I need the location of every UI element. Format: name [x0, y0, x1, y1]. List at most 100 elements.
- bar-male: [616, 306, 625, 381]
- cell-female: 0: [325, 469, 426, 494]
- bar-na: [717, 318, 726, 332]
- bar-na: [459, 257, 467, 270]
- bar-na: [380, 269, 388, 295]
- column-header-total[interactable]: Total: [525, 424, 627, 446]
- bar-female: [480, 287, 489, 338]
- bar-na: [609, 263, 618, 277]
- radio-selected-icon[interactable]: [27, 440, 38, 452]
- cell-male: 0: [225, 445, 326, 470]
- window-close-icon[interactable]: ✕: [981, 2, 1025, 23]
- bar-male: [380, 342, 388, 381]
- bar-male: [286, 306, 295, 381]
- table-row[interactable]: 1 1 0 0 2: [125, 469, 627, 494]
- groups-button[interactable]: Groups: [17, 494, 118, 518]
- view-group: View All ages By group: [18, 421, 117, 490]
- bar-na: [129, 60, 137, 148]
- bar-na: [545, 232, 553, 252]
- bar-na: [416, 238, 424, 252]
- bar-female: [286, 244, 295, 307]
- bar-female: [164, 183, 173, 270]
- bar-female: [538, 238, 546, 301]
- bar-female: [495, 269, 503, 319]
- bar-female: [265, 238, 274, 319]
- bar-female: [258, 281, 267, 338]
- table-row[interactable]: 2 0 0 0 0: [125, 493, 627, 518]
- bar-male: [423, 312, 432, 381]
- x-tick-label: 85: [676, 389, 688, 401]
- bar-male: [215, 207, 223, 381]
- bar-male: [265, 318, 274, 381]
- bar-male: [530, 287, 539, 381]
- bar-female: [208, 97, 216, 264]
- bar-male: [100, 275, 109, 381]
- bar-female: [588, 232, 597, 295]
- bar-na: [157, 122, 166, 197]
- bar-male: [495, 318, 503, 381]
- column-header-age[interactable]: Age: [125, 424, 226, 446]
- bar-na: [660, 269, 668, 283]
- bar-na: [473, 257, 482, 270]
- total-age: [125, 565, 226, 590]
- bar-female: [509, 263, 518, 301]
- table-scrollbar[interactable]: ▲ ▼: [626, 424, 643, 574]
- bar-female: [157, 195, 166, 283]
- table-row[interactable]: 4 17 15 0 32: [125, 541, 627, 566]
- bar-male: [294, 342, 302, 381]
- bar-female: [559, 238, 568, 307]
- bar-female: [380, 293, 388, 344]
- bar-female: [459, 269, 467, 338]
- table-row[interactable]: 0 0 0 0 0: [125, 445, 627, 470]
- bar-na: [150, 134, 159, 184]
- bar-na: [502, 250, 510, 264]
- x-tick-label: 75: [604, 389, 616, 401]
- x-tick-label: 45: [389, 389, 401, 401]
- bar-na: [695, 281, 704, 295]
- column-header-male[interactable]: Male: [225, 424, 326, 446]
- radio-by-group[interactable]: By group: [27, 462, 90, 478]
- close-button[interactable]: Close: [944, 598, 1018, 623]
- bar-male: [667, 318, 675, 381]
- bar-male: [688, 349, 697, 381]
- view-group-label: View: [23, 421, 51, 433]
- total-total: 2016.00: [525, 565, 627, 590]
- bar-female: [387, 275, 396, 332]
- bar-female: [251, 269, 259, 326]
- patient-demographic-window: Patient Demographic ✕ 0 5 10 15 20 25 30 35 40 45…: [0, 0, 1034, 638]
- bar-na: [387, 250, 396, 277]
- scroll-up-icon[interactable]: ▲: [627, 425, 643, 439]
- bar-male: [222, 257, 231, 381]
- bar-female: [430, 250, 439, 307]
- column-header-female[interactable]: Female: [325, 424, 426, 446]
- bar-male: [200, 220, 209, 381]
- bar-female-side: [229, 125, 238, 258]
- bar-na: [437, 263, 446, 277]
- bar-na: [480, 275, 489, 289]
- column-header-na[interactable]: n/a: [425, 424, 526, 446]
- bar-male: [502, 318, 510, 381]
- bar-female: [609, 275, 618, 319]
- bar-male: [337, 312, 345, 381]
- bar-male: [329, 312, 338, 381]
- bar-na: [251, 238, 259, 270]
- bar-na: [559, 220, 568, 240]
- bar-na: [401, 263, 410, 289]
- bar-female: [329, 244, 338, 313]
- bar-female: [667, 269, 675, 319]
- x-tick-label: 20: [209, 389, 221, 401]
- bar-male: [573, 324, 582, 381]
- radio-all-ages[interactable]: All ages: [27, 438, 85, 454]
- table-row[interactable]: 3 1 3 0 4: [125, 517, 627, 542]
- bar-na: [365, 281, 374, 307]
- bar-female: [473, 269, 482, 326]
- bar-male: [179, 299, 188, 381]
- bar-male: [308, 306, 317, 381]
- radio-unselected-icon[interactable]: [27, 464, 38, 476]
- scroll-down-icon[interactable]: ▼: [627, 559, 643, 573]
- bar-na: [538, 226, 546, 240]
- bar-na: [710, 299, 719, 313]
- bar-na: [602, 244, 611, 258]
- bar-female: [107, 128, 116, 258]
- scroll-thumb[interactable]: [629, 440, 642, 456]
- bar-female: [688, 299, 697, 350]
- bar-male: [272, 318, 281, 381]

....

▸ WORK TO BE COMPLETED: How many lines of the records above contain the string "column"? Case counts. Give only the number.

▸ EXERCISE ANSWER: 5